··· Dataset content ···

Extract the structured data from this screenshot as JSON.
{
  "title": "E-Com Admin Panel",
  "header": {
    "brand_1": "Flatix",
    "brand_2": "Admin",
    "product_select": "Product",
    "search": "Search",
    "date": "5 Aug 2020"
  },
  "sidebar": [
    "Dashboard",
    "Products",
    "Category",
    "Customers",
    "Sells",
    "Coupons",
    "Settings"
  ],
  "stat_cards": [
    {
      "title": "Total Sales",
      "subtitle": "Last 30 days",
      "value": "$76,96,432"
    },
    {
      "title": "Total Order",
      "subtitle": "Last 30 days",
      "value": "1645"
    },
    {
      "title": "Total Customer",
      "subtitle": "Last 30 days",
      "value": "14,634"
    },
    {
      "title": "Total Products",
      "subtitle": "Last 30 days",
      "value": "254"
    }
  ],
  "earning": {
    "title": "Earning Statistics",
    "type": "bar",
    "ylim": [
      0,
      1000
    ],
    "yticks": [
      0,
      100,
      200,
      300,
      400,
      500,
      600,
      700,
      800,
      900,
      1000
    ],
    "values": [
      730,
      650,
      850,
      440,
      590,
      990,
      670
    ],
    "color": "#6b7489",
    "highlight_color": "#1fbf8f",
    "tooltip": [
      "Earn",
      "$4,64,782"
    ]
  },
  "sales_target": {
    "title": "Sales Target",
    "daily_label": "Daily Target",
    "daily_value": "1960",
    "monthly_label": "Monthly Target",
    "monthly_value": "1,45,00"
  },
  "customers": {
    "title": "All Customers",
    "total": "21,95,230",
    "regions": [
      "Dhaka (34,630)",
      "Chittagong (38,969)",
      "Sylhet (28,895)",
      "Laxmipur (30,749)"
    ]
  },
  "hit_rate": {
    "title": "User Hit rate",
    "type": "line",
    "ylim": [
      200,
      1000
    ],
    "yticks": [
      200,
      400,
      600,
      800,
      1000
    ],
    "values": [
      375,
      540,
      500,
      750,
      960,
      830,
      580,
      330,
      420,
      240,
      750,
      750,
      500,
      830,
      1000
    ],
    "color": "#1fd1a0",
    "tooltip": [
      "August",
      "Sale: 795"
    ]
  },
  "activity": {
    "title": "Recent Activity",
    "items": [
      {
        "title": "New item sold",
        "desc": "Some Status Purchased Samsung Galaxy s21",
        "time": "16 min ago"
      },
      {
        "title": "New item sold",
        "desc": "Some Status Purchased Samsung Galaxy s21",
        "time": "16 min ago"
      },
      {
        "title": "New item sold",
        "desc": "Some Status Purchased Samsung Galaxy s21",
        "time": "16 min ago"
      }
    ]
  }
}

···
··· Dataset content ···

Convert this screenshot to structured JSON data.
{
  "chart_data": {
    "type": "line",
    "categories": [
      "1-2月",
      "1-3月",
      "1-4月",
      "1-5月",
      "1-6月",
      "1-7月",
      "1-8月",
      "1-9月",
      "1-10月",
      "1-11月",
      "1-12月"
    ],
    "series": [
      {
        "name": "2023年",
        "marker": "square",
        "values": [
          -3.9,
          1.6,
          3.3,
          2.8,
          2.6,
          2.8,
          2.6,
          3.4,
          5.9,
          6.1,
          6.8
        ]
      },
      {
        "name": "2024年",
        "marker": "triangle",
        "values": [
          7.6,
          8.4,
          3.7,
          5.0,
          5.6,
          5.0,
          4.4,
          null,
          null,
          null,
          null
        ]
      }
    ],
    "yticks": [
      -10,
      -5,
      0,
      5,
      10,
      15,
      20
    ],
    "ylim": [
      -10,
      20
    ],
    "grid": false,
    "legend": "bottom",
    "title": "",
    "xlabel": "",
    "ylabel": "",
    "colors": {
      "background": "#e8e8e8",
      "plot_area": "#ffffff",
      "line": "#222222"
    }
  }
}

···

#### [Task to carry out]
Looking at the data above, show all lines where the word "screenshot" occurs.

#### [Answer to the problem]
Extract the structured data from this screenshot as JSON.
Convert this screenshot to structured JSON data.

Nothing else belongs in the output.